Answer with a single number, the count of lines holding the word "this".

(Source records)
====================

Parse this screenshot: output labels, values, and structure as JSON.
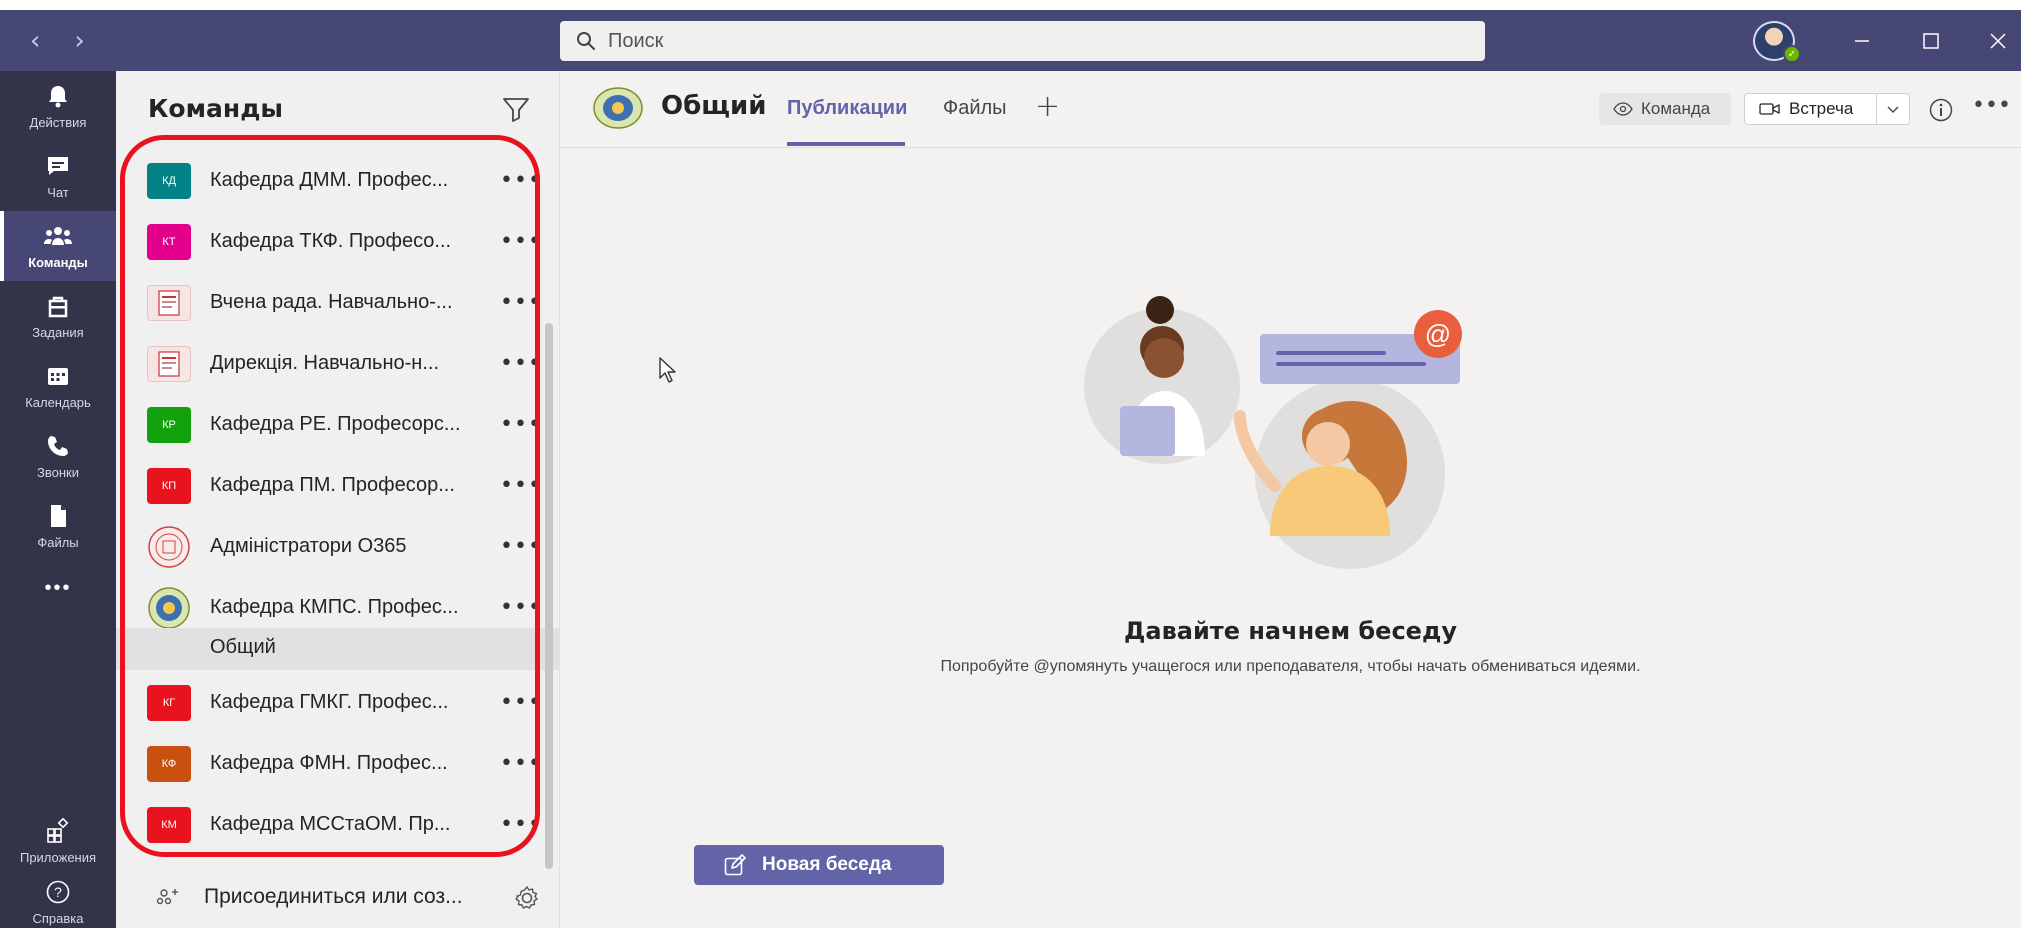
{
  "titlebar": {
    "search_placeholder": "Поиск"
  },
  "rail": {
    "items": [
      {
        "label": "Действия",
        "icon": "bell-icon"
      },
      {
        "label": "Чат",
        "icon": "chat-icon"
      },
      {
        "label": "Команды",
        "icon": "teams-icon"
      },
      {
        "label": "Задания",
        "icon": "assignments-icon"
      },
      {
        "label": "Календарь",
        "icon": "calendar-icon"
      },
      {
        "label": "Звонки",
        "icon": "phone-icon"
      },
      {
        "label": "Файлы",
        "icon": "files-icon"
      }
    ],
    "more": "•••",
    "bottom": [
      {
        "label": "Приложения",
        "icon": "apps-icon"
      },
      {
        "label": "Справка",
        "icon": "help-icon"
      }
    ]
  },
  "panel": {
    "title": "Команды",
    "teams": [
      {
        "initials": "КД",
        "name": "Кафедра ДММ. Профес...",
        "color": "#038387"
      },
      {
        "initials": "КТ",
        "name": "Кафедра ТКФ. Професо...",
        "color": "#e3008c"
      },
      {
        "initials": "",
        "name": "Вчена рада. Навчально-...",
        "color": "doc"
      },
      {
        "initials": "",
        "name": "Дирекція. Навчально-н...",
        "color": "doc"
      },
      {
        "initials": "КР",
        "name": "Кафедра РЕ. Професорс...",
        "color": "#13a10e"
      },
      {
        "initials": "КП",
        "name": "Кафедра ПМ. Професор...",
        "color": "#e8131e"
      },
      {
        "initials": "",
        "name": "Адміністратори О365",
        "color": "seal-red"
      },
      {
        "initials": "",
        "name": "Кафедра КМПС. Профес...",
        "color": "seal-green"
      },
      {
        "initials": "КГ",
        "name": "Кафедра ГМКГ. Профес...",
        "color": "#e8131e"
      },
      {
        "initials": "КФ",
        "name": "Кафедра ФМН. Профес...",
        "color": "#ca5010"
      },
      {
        "initials": "КМ",
        "name": "Кафедра МССтаОМ. Пр...",
        "color": "#e8131e"
      }
    ],
    "channel": "Общий",
    "join_label": "Присоединиться или соз...",
    "more": "•••"
  },
  "main": {
    "channel_title": "Общий",
    "tabs": [
      "Публикации",
      "Файлы"
    ],
    "btn_team": "Команда",
    "btn_meet": "Встреча",
    "empty_title": "Давайте начнем беседу",
    "empty_sub": "Попробуйте @упомянуть учащегося или преподавателя, чтобы начать обмениваться идеями.",
    "new_conv": "Новая беседа",
    "more": "•••"
  },
  "colors": {
    "brand": "#6264a7",
    "titlebar": "#464775",
    "rail": "#33344a",
    "highlight": "#e8131e"
  }
}
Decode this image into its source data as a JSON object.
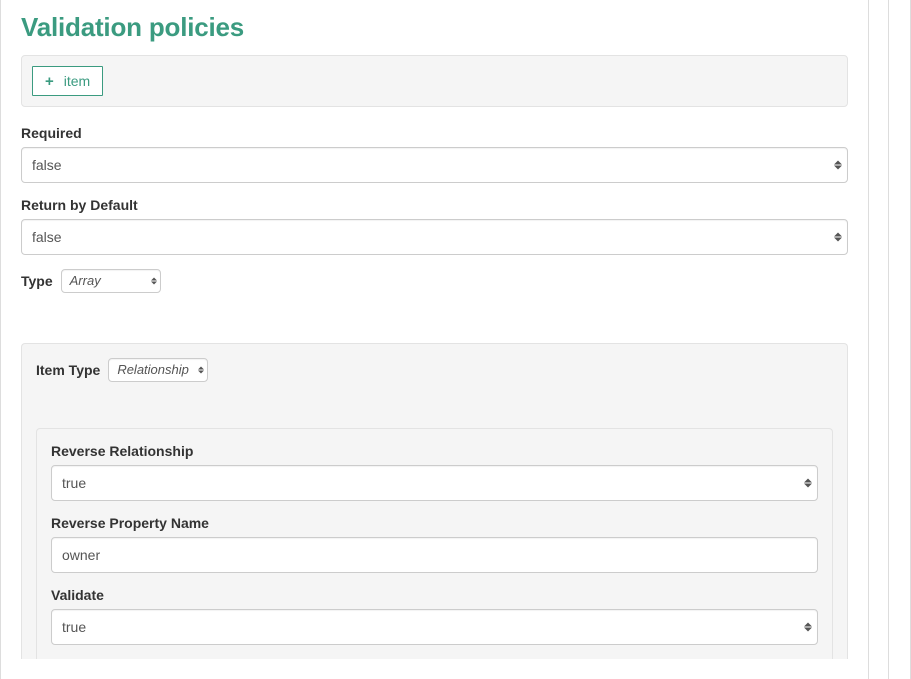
{
  "heading": "Validation policies",
  "addItem": {
    "label": "item",
    "icon": "plus-icon"
  },
  "fields": {
    "required": {
      "label": "Required",
      "value": "false"
    },
    "returnByDefault": {
      "label": "Return by Default",
      "value": "false"
    },
    "type": {
      "label": "Type",
      "value": "Array"
    }
  },
  "itemPanel": {
    "itemType": {
      "label": "Item Type",
      "value": "Relationship"
    },
    "reverseRelationship": {
      "label": "Reverse Relationship",
      "value": "true"
    },
    "reversePropertyName": {
      "label": "Reverse Property Name",
      "value": "owner"
    },
    "validate": {
      "label": "Validate",
      "value": "true"
    }
  },
  "colors": {
    "accent": "#3b9b80",
    "panelBg": "#f5f5f5",
    "border": "#e3e3e3"
  }
}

====================

— FINAL RESULT —
2